Work to complete => Whenever a line contains the string "value", copy it out of the entries.

##### Exercise materials

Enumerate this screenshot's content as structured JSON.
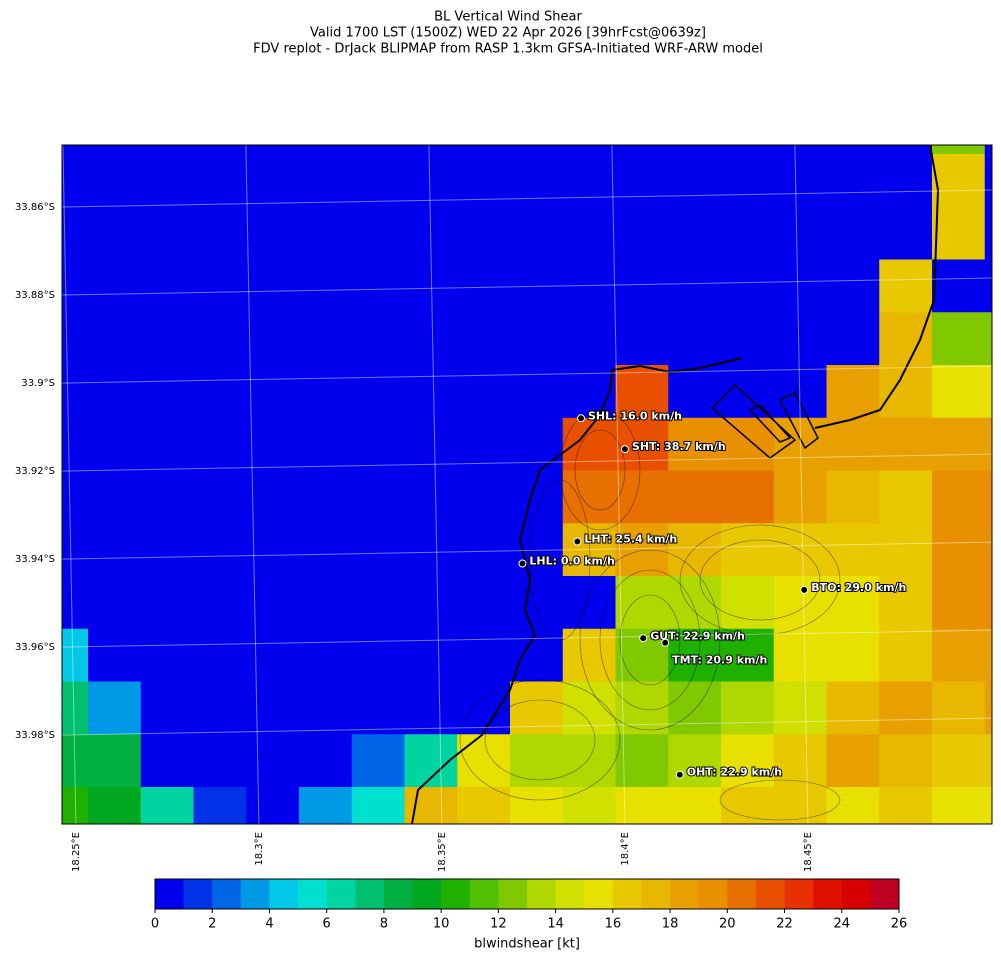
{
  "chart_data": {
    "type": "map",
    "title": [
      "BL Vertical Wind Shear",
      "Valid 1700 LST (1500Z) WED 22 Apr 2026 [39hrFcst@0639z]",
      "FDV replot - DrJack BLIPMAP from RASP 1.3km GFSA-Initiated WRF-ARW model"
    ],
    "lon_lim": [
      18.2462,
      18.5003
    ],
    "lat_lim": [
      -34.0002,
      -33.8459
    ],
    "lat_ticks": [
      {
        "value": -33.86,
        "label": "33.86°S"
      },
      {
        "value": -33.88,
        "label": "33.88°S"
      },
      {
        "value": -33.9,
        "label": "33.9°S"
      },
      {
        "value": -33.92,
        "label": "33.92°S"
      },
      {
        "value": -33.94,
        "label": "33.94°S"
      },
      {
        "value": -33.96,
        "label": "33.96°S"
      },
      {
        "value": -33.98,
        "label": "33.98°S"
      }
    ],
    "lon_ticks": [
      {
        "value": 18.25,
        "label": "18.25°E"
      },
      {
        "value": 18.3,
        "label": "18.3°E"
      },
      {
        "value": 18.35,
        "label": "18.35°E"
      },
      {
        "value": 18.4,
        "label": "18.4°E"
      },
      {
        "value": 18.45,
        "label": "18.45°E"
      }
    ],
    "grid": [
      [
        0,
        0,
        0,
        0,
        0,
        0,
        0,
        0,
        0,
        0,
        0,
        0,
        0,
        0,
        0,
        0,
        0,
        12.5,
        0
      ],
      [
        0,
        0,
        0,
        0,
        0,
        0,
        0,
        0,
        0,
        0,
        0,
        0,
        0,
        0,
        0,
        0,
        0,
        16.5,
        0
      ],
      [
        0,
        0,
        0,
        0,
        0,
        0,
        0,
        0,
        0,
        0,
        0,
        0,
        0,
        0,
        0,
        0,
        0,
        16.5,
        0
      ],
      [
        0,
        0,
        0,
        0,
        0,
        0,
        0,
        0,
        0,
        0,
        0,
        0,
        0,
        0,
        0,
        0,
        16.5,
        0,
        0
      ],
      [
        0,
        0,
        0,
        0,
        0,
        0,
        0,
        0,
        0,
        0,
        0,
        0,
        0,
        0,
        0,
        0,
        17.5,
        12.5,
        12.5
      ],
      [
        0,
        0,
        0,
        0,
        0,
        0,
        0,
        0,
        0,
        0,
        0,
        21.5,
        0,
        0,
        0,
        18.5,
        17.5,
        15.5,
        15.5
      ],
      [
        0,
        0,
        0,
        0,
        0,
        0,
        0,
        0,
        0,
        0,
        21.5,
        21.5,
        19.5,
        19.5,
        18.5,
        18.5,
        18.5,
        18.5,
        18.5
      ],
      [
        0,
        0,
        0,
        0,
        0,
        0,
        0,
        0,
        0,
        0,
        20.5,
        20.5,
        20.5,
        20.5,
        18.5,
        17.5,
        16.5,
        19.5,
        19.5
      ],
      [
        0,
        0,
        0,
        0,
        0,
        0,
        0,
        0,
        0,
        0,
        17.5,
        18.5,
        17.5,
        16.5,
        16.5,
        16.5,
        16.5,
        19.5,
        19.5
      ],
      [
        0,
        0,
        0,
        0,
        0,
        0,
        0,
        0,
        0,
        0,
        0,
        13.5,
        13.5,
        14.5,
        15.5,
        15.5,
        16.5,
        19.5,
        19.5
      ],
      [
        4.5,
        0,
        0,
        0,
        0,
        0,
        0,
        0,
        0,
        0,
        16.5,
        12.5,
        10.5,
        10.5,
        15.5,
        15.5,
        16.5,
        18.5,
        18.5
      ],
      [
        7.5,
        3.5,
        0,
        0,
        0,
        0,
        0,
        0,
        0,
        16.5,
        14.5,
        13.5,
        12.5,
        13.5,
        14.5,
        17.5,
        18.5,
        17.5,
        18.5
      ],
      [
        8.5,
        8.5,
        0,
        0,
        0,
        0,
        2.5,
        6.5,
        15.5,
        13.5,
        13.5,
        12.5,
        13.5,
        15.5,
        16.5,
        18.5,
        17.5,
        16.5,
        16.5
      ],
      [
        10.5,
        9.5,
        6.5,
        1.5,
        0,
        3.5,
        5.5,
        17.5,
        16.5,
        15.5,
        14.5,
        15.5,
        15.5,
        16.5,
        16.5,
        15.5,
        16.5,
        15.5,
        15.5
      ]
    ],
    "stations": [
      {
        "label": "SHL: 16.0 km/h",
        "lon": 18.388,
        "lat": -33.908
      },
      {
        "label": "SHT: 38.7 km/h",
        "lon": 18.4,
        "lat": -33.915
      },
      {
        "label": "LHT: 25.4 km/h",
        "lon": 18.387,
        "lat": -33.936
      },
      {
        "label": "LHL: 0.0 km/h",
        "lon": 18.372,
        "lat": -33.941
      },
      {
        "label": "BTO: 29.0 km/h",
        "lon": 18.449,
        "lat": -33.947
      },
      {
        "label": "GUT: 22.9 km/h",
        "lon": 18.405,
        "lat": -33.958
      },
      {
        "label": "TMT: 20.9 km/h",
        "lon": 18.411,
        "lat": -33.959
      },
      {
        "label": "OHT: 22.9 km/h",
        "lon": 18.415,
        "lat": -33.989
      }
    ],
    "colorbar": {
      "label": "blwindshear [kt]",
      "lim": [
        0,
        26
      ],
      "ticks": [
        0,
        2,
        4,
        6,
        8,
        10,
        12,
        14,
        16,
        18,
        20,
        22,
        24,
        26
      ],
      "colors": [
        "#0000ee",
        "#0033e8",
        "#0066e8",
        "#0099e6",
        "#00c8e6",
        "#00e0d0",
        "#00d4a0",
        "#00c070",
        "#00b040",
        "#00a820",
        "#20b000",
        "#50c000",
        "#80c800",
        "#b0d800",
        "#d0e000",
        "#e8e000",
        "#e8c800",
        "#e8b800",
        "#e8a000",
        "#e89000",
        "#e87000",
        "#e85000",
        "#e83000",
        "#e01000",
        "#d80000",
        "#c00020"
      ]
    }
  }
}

##########

Response for this exercise =>
        "value": -33.86,
        "value": -33.88,
        "value": -33.9,
        "value": -33.92,
        "value": -33.94,
        "value": -33.96,
        "value": -33.98,
        "value": 18.25,
        "value": 18.3,
        "value": 18.35,
        "value": 18.4,
        "value": 18.45,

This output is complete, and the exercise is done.